■ **WRITTEN TASK**
Reproduce verbatim the entries starting at the line containing "numpad-1-key[interactable]: 1 End" and ending at the line containing "numpad-0-key[interactable]: 0 Ins", with both of those lines included.

*** INFORMATION SHOWN

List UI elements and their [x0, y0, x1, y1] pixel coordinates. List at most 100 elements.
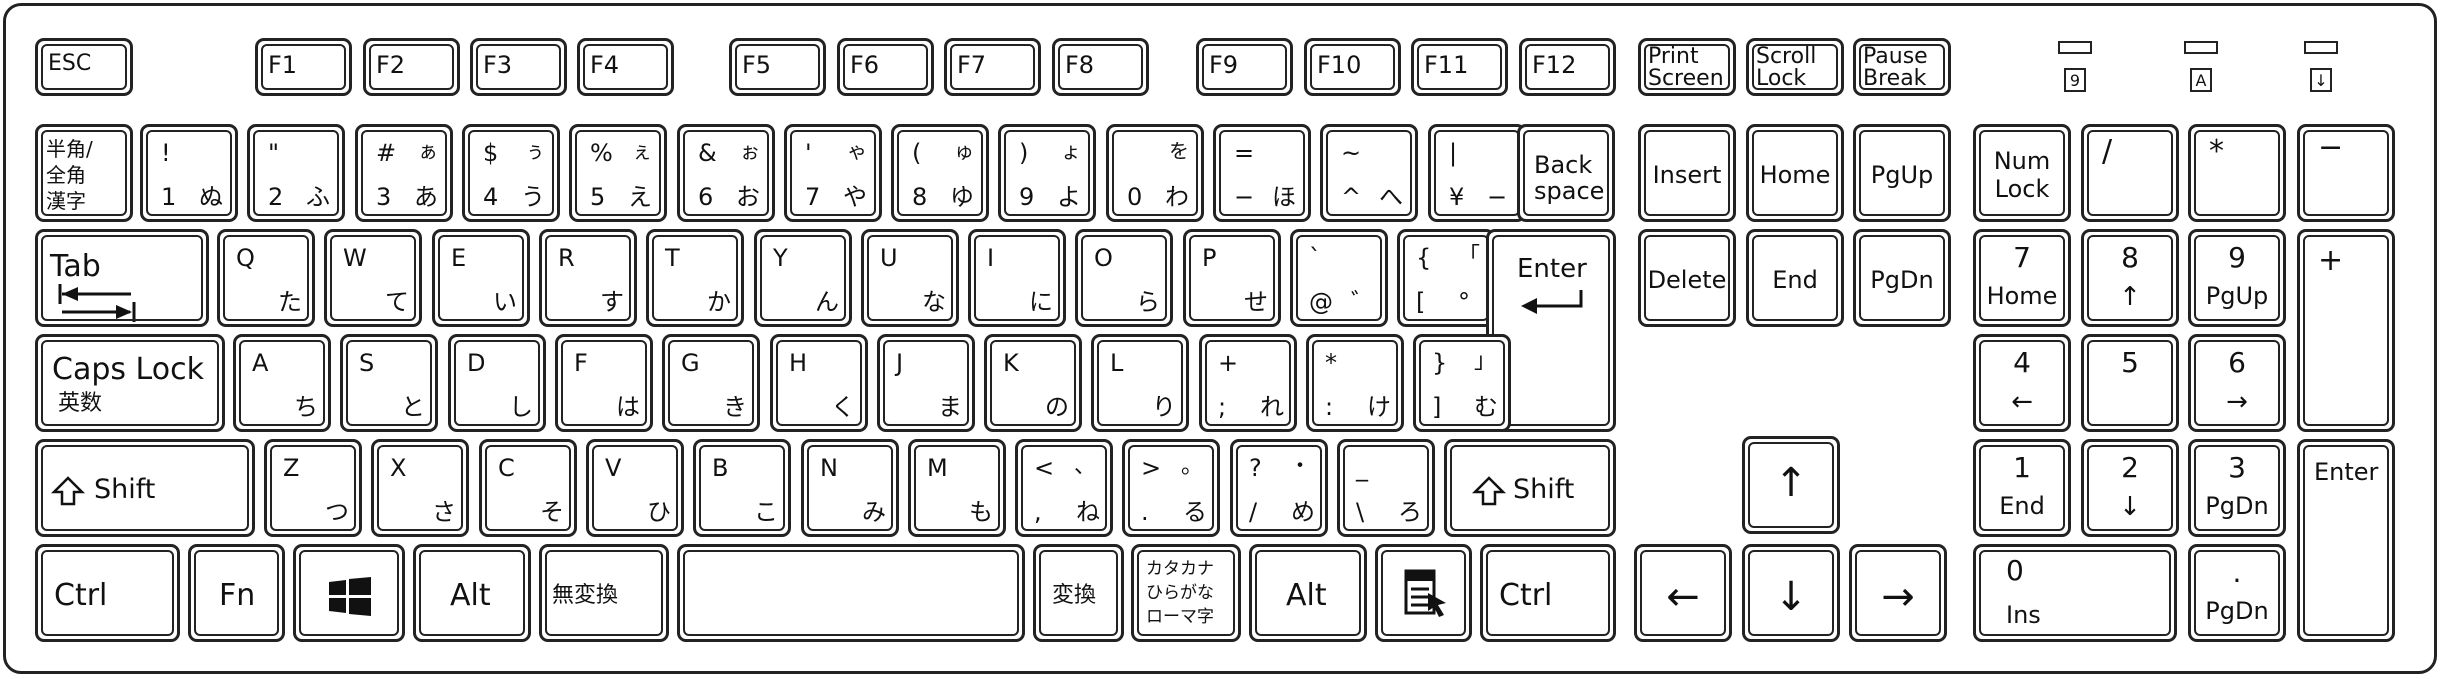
numpad-1-key[interactable]: 1 End [1973, 439, 2071, 537]
key-K[interactable]: Kの [984, 334, 1082, 432]
key-N[interactable]: Nみ [801, 439, 899, 537]
key-¥[interactable]: | ¥ − [1428, 124, 1526, 222]
right-arrow-key[interactable]: → [1849, 544, 1947, 642]
key-1[interactable]: ! 1 ぬ [140, 124, 238, 222]
f11-key[interactable]: F11 [1411, 38, 1508, 96]
key-T[interactable]: Tか [646, 229, 744, 327]
right-alt-key[interactable]: Alt [1249, 544, 1367, 642]
down-arrow-key[interactable]: ↓ [1742, 544, 1840, 642]
left-ctrl-key[interactable]: Ctrl [35, 544, 180, 642]
key-G[interactable]: Gき [662, 334, 760, 432]
numpad-9-key[interactable]: 9 PgUp [2188, 229, 2286, 327]
pgup-key[interactable]: PgUp [1853, 124, 1951, 222]
numpad-dot-key[interactable]: . PgDn [2188, 544, 2286, 642]
left-shift-key[interactable]: Shift [35, 439, 255, 537]
tab-key[interactable]: Tab [35, 229, 209, 327]
key-−[interactable]: = − ほ [1213, 124, 1311, 222]
key-X[interactable]: Xさ [371, 439, 469, 537]
numpad-divide-key[interactable]: / [2081, 124, 2179, 222]
key-0[interactable]: を 0わ [1106, 124, 1204, 222]
key-Y[interactable]: Yん [754, 229, 852, 327]
numpad-3-key[interactable]: 3 PgDn [2188, 439, 2286, 537]
key-U[interactable]: Uな [861, 229, 959, 327]
right-ctrl-key[interactable]: Ctrl [1480, 544, 1616, 642]
home-key[interactable]: Home [1746, 124, 1844, 222]
numpad-0-key[interactable]: 0 Ins [1973, 544, 2177, 642]
key-S[interactable]: Sと [340, 334, 438, 432]
muhenkan-key[interactable]: 無変換 [539, 544, 669, 642]
pause-break-key[interactable]: Pause Break [1853, 38, 1951, 96]
key-F[interactable]: Fは [555, 334, 653, 432]
key-R[interactable]: Rす [539, 229, 637, 327]
key-I[interactable]: Iに [968, 229, 1066, 327]
f4-key[interactable]: F4 [577, 38, 674, 96]
key-7[interactable]: ' ゃ 7 や [784, 124, 882, 222]
key-V[interactable]: Vひ [586, 439, 684, 537]
f6-key[interactable]: F6 [837, 38, 934, 96]
f1-key[interactable]: F1 [255, 38, 352, 96]
key-5[interactable]: % ぇ 5 え [569, 124, 667, 222]
delete-key[interactable]: Delete [1638, 229, 1736, 327]
numpad-2-key[interactable]: 2 ↓ [2081, 439, 2179, 537]
right-shift-key[interactable]: Shift [1444, 439, 1616, 537]
menu-key[interactable] [1375, 544, 1472, 642]
f9-key[interactable]: F9 [1196, 38, 1293, 96]
numpad-5-key[interactable]: 5 [2081, 334, 2179, 432]
key-_[interactable]: _ \ ろ [1337, 439, 1435, 537]
numpad-8-key[interactable]: 8 ↑ [2081, 229, 2179, 327]
key-+[interactable]: +; れ [1199, 334, 1297, 432]
key-9[interactable]: ) ょ 9 よ [998, 124, 1096, 222]
key-Z[interactable]: Zつ [264, 439, 362, 537]
key-8[interactable]: (ゅ 8 ゆ [891, 124, 989, 222]
print-screen-key[interactable]: Print Screen [1638, 38, 1736, 96]
kana-key[interactable]: カタカナ ひらがな ローマ字 [1131, 544, 1241, 642]
key-<[interactable]: <, 、ね [1015, 439, 1113, 537]
key-?[interactable]: ? / ・め [1230, 439, 1328, 537]
key-6[interactable]: & ぉ 6 お [677, 124, 775, 222]
key-P[interactable]: Pせ [1183, 229, 1281, 327]
numpad-7-key[interactable]: 7 Home [1973, 229, 2071, 327]
key-*[interactable]: *: け [1306, 334, 1404, 432]
caps-lock-key[interactable]: Caps Lock 英数 [35, 334, 225, 432]
key-J[interactable]: Jま [877, 334, 975, 432]
key-4[interactable]: $ ぅ 4 う [462, 124, 560, 222]
left-alt-key[interactable]: Alt [413, 544, 531, 642]
key-2[interactable]: " 2 ふ [247, 124, 345, 222]
numpad-enter-key[interactable]: Enter [2297, 439, 2395, 642]
f2-key[interactable]: F2 [363, 38, 460, 96]
f10-key[interactable]: F10 [1304, 38, 1401, 96]
key-{[interactable]: {[「 ° [1397, 229, 1495, 327]
key-M[interactable]: Mも [908, 439, 1006, 537]
f7-key[interactable]: F7 [944, 38, 1041, 96]
key-D[interactable]: Dし [448, 334, 546, 432]
key-}[interactable]: }] 」む [1413, 334, 1511, 432]
f5-key[interactable]: F5 [729, 38, 826, 96]
numpad-4-key[interactable]: 4 ← [1973, 334, 2071, 432]
esc-key[interactable]: ESC [35, 38, 133, 96]
key-C[interactable]: Cそ [479, 439, 577, 537]
f12-key[interactable]: F12 [1519, 38, 1616, 96]
space-key[interactable] [677, 544, 1025, 642]
up-arrow-key[interactable]: ↑ [1742, 436, 1840, 534]
num-lock-key[interactable]: Num Lock [1973, 124, 2071, 222]
key-^[interactable]: ~ ^ へ [1320, 124, 1418, 222]
key-A[interactable]: Aち [233, 334, 331, 432]
f3-key[interactable]: F3 [470, 38, 567, 96]
key-W[interactable]: Wて [324, 229, 422, 327]
windows-key[interactable] [293, 544, 405, 642]
henkan-key[interactable]: 変換 [1033, 544, 1124, 642]
insert-key[interactable]: Insert [1638, 124, 1736, 222]
key-H[interactable]: Hく [770, 334, 868, 432]
numpad-multiply-key[interactable]: * [2188, 124, 2286, 222]
key->[interactable]: >. 。る [1122, 439, 1220, 537]
backspace-key[interactable]: Back space [1517, 124, 1615, 222]
key-L[interactable]: Lり [1091, 334, 1189, 432]
scroll-lock-key[interactable]: Scroll Lock [1746, 38, 1844, 96]
numpad-6-key[interactable]: 6 → [2188, 334, 2286, 432]
hankaku-zenkaku-key[interactable]: 半角/全角 漢字 [35, 124, 133, 222]
left-arrow-key[interactable]: ← [1634, 544, 1732, 642]
f8-key[interactable]: F8 [1052, 38, 1149, 96]
numpad-plus-key[interactable]: + [2297, 229, 2395, 432]
key-Q[interactable]: Qた [217, 229, 315, 327]
key-`[interactable]: ` @ ゛ [1290, 229, 1388, 327]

******

■ **THE OUTPUT**
numpad-1-key[interactable]: 1 End [1973, 439, 2071, 537]
key-K[interactable]: Kの [984, 334, 1082, 432]
key-N[interactable]: Nみ [801, 439, 899, 537]
key-¥[interactable]: | ¥ − [1428, 124, 1526, 222]
right-arrow-key[interactable]: → [1849, 544, 1947, 642]
key-1[interactable]: ! 1 ぬ [140, 124, 238, 222]
f11-key[interactable]: F11 [1411, 38, 1508, 96]
key-T[interactable]: Tか [646, 229, 744, 327]
right-alt-key[interactable]: Alt [1249, 544, 1367, 642]
down-arrow-key[interactable]: ↓ [1742, 544, 1840, 642]
left-ctrl-key[interactable]: Ctrl [35, 544, 180, 642]
key-G[interactable]: Gき [662, 334, 760, 432]
numpad-9-key[interactable]: 9 PgUp [2188, 229, 2286, 327]
pgup-key[interactable]: PgUp [1853, 124, 1951, 222]
numpad-dot-key[interactable]: . PgDn [2188, 544, 2286, 642]
left-shift-key[interactable]: Shift [35, 439, 255, 537]
tab-key[interactable]: Tab [35, 229, 209, 327]
key-−[interactable]: = − ほ [1213, 124, 1311, 222]
key-X[interactable]: Xさ [371, 439, 469, 537]
numpad-divide-key[interactable]: / [2081, 124, 2179, 222]
key-0[interactable]: を 0わ [1106, 124, 1204, 222]
key-Y[interactable]: Yん [754, 229, 852, 327]
numpad-3-key[interactable]: 3 PgDn [2188, 439, 2286, 537]
key-U[interactable]: Uな [861, 229, 959, 327]
right-ctrl-key[interactable]: Ctrl [1480, 544, 1616, 642]
home-key[interactable]: Home [1746, 124, 1844, 222]
numpad-0-key[interactable]: 0 Ins [1973, 544, 2177, 642]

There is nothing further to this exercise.